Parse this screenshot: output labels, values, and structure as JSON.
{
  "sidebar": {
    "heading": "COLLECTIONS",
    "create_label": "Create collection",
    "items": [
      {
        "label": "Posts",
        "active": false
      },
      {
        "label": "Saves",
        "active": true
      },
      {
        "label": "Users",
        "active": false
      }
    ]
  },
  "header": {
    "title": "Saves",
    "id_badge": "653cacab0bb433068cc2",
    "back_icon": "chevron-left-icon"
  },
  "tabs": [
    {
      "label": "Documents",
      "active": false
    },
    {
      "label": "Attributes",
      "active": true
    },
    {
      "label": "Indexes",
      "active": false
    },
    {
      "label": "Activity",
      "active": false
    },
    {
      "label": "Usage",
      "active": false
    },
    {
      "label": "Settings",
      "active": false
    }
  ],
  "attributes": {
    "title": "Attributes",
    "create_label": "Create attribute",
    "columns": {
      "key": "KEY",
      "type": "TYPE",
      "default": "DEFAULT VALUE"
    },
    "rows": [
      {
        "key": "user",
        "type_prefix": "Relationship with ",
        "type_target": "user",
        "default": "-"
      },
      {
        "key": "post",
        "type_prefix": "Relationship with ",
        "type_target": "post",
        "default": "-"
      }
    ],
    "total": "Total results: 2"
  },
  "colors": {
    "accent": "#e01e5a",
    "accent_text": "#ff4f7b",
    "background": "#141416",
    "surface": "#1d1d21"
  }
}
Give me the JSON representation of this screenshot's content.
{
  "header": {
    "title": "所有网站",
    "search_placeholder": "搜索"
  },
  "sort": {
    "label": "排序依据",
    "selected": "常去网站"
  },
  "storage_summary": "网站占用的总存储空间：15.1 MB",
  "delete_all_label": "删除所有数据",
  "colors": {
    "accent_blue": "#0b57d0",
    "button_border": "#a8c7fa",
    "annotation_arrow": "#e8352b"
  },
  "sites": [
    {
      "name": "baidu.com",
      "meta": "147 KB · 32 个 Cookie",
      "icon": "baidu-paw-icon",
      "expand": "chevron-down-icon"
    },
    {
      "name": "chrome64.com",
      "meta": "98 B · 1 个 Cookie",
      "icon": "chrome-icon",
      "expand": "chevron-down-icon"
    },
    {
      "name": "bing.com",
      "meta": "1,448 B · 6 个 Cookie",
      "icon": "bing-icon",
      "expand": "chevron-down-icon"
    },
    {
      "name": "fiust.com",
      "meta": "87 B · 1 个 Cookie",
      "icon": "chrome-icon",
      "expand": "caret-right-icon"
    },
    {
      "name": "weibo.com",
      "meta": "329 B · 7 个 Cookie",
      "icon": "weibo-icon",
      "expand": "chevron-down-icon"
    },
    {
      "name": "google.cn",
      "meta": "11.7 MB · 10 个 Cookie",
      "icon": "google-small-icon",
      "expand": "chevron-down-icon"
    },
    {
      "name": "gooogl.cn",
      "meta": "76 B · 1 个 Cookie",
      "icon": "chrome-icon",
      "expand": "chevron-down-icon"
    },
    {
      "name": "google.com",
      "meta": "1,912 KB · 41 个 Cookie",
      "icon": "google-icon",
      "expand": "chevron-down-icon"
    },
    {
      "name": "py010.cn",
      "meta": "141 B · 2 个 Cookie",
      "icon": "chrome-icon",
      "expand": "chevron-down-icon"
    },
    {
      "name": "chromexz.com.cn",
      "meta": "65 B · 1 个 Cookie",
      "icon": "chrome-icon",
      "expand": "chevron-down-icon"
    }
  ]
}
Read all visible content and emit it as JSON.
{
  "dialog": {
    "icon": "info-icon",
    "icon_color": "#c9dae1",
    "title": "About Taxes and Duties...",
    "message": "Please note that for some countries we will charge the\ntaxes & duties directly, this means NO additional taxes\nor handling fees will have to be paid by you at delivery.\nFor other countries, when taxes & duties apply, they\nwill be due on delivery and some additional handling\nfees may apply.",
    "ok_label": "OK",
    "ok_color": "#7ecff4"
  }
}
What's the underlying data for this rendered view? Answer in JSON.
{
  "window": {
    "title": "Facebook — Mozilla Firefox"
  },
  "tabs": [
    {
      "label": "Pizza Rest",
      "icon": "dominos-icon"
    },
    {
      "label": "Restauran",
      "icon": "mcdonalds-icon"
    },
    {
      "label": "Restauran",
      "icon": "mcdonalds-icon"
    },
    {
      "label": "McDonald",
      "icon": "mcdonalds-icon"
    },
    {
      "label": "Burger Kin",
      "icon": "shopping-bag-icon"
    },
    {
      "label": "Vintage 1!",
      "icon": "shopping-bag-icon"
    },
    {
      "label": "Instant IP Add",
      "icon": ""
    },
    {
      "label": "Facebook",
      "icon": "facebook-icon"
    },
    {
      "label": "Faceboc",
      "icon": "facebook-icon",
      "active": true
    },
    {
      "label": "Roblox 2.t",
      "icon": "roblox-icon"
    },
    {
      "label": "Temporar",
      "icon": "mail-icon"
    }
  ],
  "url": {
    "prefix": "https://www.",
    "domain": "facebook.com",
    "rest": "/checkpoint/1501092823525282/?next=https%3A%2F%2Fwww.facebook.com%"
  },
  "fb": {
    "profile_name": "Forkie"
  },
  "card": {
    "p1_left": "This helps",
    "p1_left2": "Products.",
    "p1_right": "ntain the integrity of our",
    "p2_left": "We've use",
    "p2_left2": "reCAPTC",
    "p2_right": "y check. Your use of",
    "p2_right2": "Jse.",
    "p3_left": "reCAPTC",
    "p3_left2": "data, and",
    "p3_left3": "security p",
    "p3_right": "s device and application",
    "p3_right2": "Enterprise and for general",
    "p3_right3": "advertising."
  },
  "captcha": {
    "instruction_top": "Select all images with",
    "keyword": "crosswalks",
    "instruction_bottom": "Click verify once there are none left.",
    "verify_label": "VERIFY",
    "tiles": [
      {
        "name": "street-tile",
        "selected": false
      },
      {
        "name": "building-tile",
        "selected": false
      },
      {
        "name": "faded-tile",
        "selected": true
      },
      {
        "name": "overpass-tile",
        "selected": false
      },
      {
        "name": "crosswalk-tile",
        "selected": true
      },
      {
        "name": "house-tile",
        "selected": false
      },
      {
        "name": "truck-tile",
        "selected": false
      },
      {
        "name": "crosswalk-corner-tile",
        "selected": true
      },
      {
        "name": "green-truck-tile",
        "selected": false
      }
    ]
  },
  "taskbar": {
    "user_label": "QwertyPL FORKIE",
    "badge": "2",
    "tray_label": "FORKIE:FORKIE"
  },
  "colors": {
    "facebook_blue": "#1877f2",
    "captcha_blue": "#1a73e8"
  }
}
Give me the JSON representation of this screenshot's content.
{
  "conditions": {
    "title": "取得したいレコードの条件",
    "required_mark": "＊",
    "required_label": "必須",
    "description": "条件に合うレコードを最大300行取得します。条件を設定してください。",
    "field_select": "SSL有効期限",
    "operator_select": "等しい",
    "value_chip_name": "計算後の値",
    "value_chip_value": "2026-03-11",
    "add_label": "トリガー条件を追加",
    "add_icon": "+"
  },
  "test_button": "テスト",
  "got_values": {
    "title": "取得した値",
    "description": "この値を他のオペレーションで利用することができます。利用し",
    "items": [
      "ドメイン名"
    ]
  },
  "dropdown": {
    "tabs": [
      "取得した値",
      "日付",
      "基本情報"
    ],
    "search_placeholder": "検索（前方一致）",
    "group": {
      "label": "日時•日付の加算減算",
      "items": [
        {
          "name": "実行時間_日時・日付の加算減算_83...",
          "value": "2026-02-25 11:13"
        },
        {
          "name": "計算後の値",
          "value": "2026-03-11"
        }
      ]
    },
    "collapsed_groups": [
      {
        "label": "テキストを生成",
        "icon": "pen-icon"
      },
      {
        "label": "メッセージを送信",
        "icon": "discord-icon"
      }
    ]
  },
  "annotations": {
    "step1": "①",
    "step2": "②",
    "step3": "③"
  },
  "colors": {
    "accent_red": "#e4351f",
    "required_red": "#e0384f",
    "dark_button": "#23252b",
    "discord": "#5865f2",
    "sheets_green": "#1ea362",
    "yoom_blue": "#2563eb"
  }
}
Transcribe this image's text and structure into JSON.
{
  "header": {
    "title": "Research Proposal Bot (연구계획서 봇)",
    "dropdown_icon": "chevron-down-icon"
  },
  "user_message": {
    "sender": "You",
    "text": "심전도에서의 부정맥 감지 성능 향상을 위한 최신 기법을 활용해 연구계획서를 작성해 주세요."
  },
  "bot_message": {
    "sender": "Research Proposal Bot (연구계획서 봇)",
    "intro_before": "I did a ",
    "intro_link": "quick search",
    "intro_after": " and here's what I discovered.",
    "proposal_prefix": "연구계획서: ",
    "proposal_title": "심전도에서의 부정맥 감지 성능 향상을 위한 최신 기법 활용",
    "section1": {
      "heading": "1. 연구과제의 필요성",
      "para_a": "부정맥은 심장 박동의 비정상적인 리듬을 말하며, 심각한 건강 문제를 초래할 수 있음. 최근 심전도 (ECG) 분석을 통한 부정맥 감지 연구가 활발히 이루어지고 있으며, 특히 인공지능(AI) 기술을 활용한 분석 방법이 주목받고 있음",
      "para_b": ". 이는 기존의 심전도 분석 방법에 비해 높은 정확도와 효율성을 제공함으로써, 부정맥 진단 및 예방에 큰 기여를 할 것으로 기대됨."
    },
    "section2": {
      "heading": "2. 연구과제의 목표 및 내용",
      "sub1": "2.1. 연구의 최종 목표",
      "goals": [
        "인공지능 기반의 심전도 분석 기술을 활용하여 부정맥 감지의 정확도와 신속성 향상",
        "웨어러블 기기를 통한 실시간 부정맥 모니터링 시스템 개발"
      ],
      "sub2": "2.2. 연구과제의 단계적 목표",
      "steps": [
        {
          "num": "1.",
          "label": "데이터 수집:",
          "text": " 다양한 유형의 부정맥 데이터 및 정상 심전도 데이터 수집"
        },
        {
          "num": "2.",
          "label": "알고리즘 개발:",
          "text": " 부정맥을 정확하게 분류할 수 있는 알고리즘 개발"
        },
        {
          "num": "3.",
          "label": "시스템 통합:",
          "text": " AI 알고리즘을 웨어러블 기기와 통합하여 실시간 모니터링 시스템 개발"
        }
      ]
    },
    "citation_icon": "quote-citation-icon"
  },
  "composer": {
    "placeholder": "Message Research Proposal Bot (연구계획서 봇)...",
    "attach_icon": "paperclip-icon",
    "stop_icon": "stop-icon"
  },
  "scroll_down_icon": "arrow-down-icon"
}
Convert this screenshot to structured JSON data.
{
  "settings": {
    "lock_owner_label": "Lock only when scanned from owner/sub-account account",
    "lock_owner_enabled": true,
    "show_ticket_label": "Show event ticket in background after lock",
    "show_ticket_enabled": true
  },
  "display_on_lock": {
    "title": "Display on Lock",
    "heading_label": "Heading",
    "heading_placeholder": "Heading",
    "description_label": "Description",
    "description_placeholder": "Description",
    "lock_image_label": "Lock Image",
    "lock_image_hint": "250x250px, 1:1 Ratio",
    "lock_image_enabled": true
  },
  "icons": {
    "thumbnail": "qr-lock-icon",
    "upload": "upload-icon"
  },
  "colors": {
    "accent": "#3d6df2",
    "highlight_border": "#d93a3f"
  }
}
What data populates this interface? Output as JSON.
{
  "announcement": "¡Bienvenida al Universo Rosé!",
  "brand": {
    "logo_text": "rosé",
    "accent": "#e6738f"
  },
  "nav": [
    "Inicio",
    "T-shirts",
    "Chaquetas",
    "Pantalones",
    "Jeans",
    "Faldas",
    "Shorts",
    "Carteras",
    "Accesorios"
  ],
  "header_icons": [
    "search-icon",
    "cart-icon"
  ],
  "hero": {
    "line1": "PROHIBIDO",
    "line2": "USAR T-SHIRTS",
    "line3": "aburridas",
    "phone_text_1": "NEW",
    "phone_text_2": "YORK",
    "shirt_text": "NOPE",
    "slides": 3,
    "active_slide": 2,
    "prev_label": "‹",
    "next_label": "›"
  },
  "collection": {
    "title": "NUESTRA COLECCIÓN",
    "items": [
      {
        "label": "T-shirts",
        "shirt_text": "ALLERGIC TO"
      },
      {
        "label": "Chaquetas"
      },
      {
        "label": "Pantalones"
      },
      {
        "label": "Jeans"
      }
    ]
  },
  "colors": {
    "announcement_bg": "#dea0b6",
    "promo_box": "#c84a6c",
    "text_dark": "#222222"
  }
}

################

**What you should do**
Go through the records and pull out each line that includes the word "JSON".

**Correct output**
Parse this screenshot: output labels, values, and structure as JSON.
Give me the JSON representation of this screenshot's content.
Read all visible content and emit it as JSON.
What's the underlying data for this rendered view? Answer in JSON.
Give me the JSON representation of this screenshot's content.
Transcribe this image's text and structure into JSON.
Convert this screenshot to structured JSON data.
What data populates this interface? Output as JSON.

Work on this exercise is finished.